**THE REQUEST**
Which lines below hold the word "Remix"? Copy all of them.

* start DATASET CONTENT *

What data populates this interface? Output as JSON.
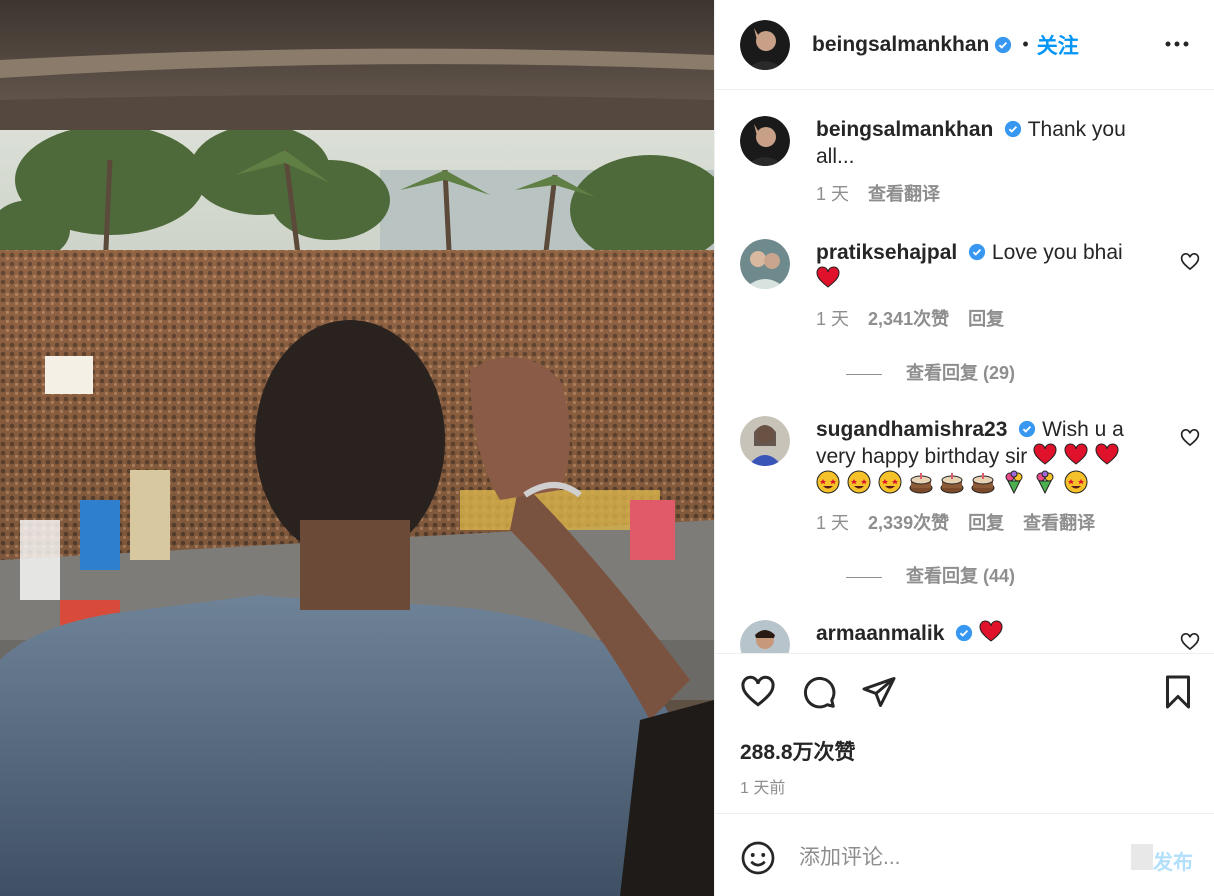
{
  "post": {
    "author": "beingsalmankhan",
    "follow_label": "关注",
    "separator": "•"
  },
  "comments": [
    {
      "user": "beingsalmankhan",
      "text": "Thank you all...",
      "age": "1 天",
      "translate": "查看翻译"
    },
    {
      "user": "pratiksehajpal",
      "text": "Love you bhai",
      "emoji": [
        "red-heart"
      ],
      "age": "1 天",
      "likes": "2,341次赞",
      "reply": "回复",
      "view_replies": "查看回复 (29)"
    },
    {
      "user": "sugandhamishra23",
      "text": "Wish u a very happy birthday sir",
      "emoji": [
        "red-heart",
        "red-heart",
        "red-heart",
        "star-struck",
        "star-struck",
        "star-struck",
        "birthday-cake",
        "birthday-cake",
        "birthday-cake",
        "bouquet",
        "bouquet",
        "star-struck"
      ],
      "age": "1 天",
      "likes": "2,339次赞",
      "reply": "回复",
      "translate": "查看翻译",
      "view_replies": "查看回复 (44)"
    },
    {
      "user": "armaanmalik",
      "text": "",
      "emoji": [
        "red-heart"
      ]
    }
  ],
  "actions": {
    "likes": "288.8万次赞",
    "time": "1 天前"
  },
  "add_comment": {
    "placeholder": "添加评论...",
    "post_label": "发布"
  },
  "colors": {
    "accent": "#0095f6",
    "verified": "#3897f0",
    "muted": "#8e8e8e",
    "post_disabled": "#b2dffc"
  }
}
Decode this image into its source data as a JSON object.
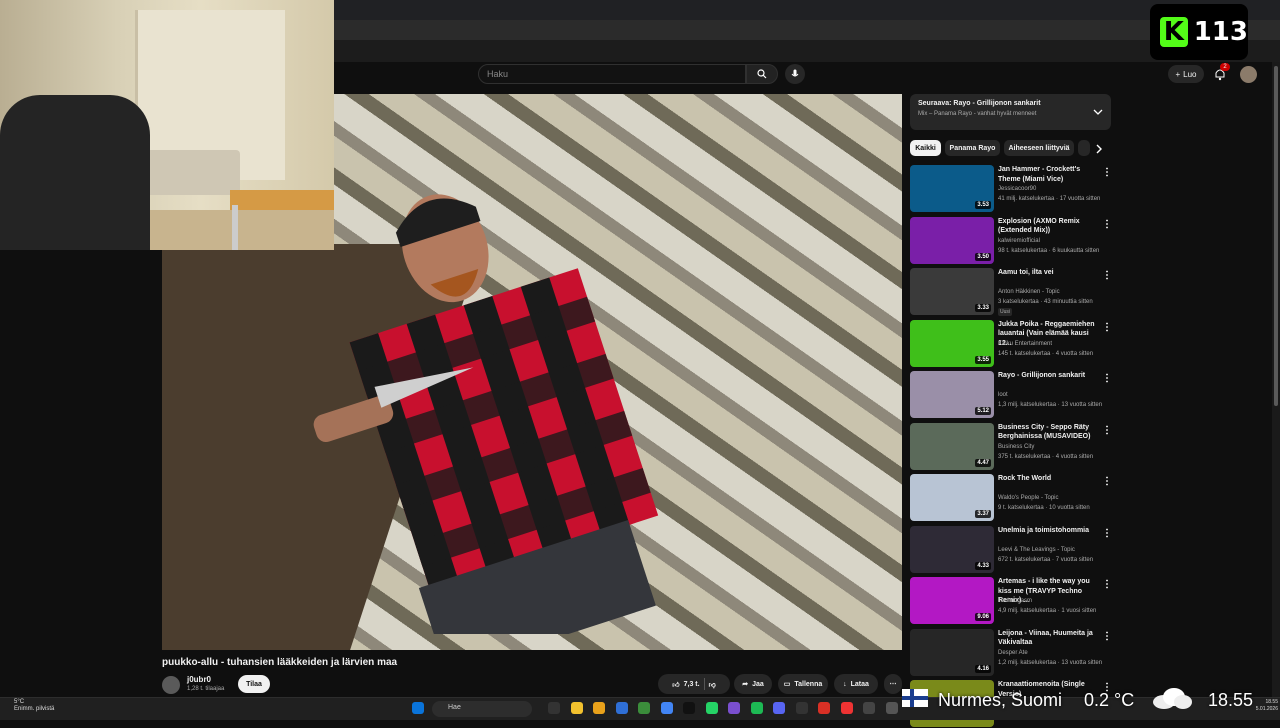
{
  "overlay": {
    "kick_count": "113",
    "kick_logo_letter": "K"
  },
  "header": {
    "search_placeholder": "Haku",
    "create_label": "Luo",
    "notifications_count": "2"
  },
  "video": {
    "title": "puukko-allu - tuhansien lääkkeiden ja lärvien maa",
    "channel_name": "j0ubr0",
    "channel_subs": "1,28 t. tilaajaa",
    "subscribe_label": "Tilaa",
    "likes": "7,3 t.",
    "share_label": "Jaa",
    "save_label": "Tallenna",
    "download_label": "Lataa"
  },
  "sidebar": {
    "next_title": "Seuraava: Rayo - Grillijonon sankarit",
    "next_sub": "Mix – Panama Rayo - vanhat hyvät menneet",
    "chips": [
      "Kaikki",
      "Panama Rayo",
      "Aiheeseen liittyviä",
      ""
    ],
    "recommendations": [
      {
        "title": "Jan Hammer - Crockett's Theme (Miami Vice)",
        "channel": "Jessicacoor90",
        "meta": "41 milj. katselukertaa · 17 vuotta sitten",
        "duration": "3.53",
        "color": "#0b5b8a",
        "new": ""
      },
      {
        "title": "Explosion (AXMO Remix (Extended Mix))",
        "channel": "kalwiremiofficial",
        "meta": "98 t. katselukertaa · 6 kuukautta sitten",
        "duration": "3.50",
        "color": "#7a1fa8",
        "new": ""
      },
      {
        "title": "Aamu toi, ilta vei",
        "channel": "Anton Häkkinen - Topic",
        "meta": "3 katselukertaa · 43 minuuttia sitten",
        "duration": "3.33",
        "color": "#3a3a3a",
        "new": "Uusi"
      },
      {
        "title": "Jukka Poika - Reggaemiehen lauantai (Vain elämää kausi 12...",
        "channel": "Kaiku Entertainment",
        "meta": "145 t. katselukertaa · 4 vuotta sitten",
        "duration": "3.55",
        "color": "#3fbf1a",
        "new": ""
      },
      {
        "title": "Rayo - Grillijonon sankarit",
        "channel": "loot",
        "meta": "1,3 milj. katselukertaa · 13 vuotta sitten",
        "duration": "5.12",
        "color": "#9a8fa8",
        "new": ""
      },
      {
        "title": "Business City - Seppo Räty Berghainissa (MUSAVIDEO)",
        "channel": "Business City",
        "meta": "375 t. katselukertaa · 4 vuotta sitten",
        "duration": "4.47",
        "color": "#5b6a5a",
        "new": ""
      },
      {
        "title": "Rock The World",
        "channel": "Waldo's People - Topic",
        "meta": "9 t. katselukertaa · 10 vuotta sitten",
        "duration": "3.37",
        "color": "#b8c4d4",
        "new": ""
      },
      {
        "title": "Unelmia ja toimistohommia",
        "channel": "Leevi & The Leavings - Topic",
        "meta": "672 t. katselukertaa · 7 vuotta sitten",
        "duration": "4.33",
        "color": "#2e2a36",
        "new": ""
      },
      {
        "title": "Artemas - i like the way you kiss me (TRAVYP Techno Remix) ...",
        "channel": "Technogasm",
        "meta": "4,9 milj. katselukertaa · 1 vuosi sitten",
        "duration": "9.06",
        "color": "#b318c4",
        "new": ""
      },
      {
        "title": "Leijona - Viinaa, Huumeita ja Väkivaltaa",
        "channel": "Desper Ate",
        "meta": "1,2 milj. katselukertaa · 13 vuotta sitten",
        "duration": "4.16",
        "color": "#262626",
        "new": ""
      },
      {
        "title": "Kranaattiomenoita (Single Versio)",
        "channel": "",
        "meta": "",
        "duration": "",
        "color": "#7a8a1a",
        "new": ""
      }
    ]
  },
  "taskbar": {
    "weather_temp": "5°C",
    "weather_desc": "Enimm. pilvistä",
    "search_label": "Hae",
    "time": "18.55",
    "date": "5.01.2026"
  },
  "weather_overlay": {
    "location": "Nurmes, Suomi",
    "temp": "0.2 °C",
    "time": "18.55"
  }
}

* end DATASET CONTENT *

**OUTPUT OF THE TASK**
        "title": "Explosion (AXMO Remix (Extended Mix))",
        "title": "Artemas - i like the way you kiss me (TRAVYP Techno Remix) ...",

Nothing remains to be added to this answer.